Exercise aim:
Scan the data. Collect each line that contains the word "Проекция".
++++ Source records
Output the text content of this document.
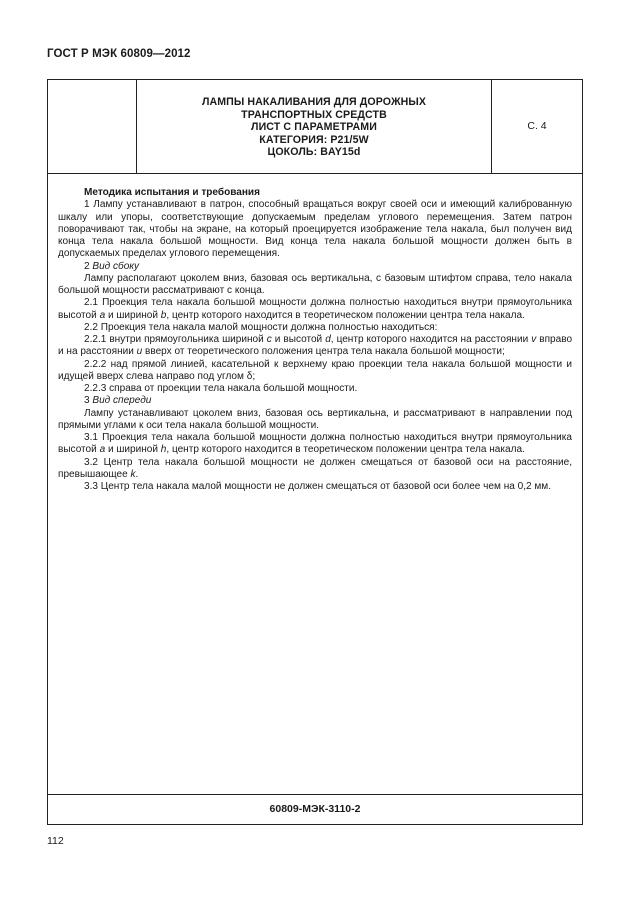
ГОСТ Р МЭК 60809—2012
ЛАМПЫ НАКАЛИВАНИЯ ДЛЯ ДОРОЖНЫХ
ТРАНСПОРТНЫХ СРЕДСТВ
ЛИСТ С ПАРАМЕТРАМИ
КАТЕГОРИЯ: P21/5W
ЦОКОЛЬ: BAY15d
С. 4

Методика испытания и требования

1 Лампу устанавливают в патрон, способный вращаться вокруг своей оси и имеющий калиброванную шкалу или упоры, соответствующие допускаемым пределам углового перемещения. Затем патрон поворачивают так, чтобы на экране, на который проецируется изображение тела накала, был получен вид конца тела накала большой мощности. Вид конца тела накала большой мощности должен быть в допускаемых пределах углового перемещения.

2 Вид сбоку

Лампу располагают цоколем вниз, базовая ось вертикальна, с базовым штифтом справа, тело накала большой мощности рассматривают с конца.

2.1 Проекция тела накала большой мощности должна полностью находиться внутри прямоугольника высотой a и шириной b, центр которого находится в теоретическом положении центра тела накала.

2.2 Проекция тела накала малой мощности должна полностью находиться:

2.2.1 внутри прямоугольника шириной c и высотой d, центр которого находится на расстоянии v вправо и на расстоянии u вверх от теоретического положения центра тела накала большой мощности;

2.2.2 над прямой линией, касательной к верхнему краю проекции тела накала большой мощности и идущей вверх слева направо под углом δ;

2.2.3 справа от проекции тела накала большой мощности.

3 Вид спереди

Лампу устанавливают цоколем вниз, базовая ось вертикальна, и рассматривают в направлении под прямыми углами к оси тела накала большой мощности.

3.1 Проекция тела накала большой мощности должна полностью находиться внутри прямоугольника высотой a и шириной h, центр которого находится в теоретическом положении центра тела накала.

3.2 Центр тела накала большой мощности не должен смещаться от базовой оси на расстояние, превышающее k.

3.3 Центр тела накала малой мощности не должен смещаться от базовой оси более чем на 0,2 мм.

60809-МЭК-3110-2
112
++++++++
Answer to this task:
2.1 Проекция тела накала большой мощности должна полностью находиться внутри прямоугольника высотой a и шириной b, центр которого находится в теоретическом положении центра тела накала.
2.2 Проекция тела накала малой мощности должна полностью находиться:
3.1 Проекция тела накала большой мощности должна полностью находиться внутри прямоугольника высотой a и шириной h, центр которого находится в теоретическом положении центра тела накала.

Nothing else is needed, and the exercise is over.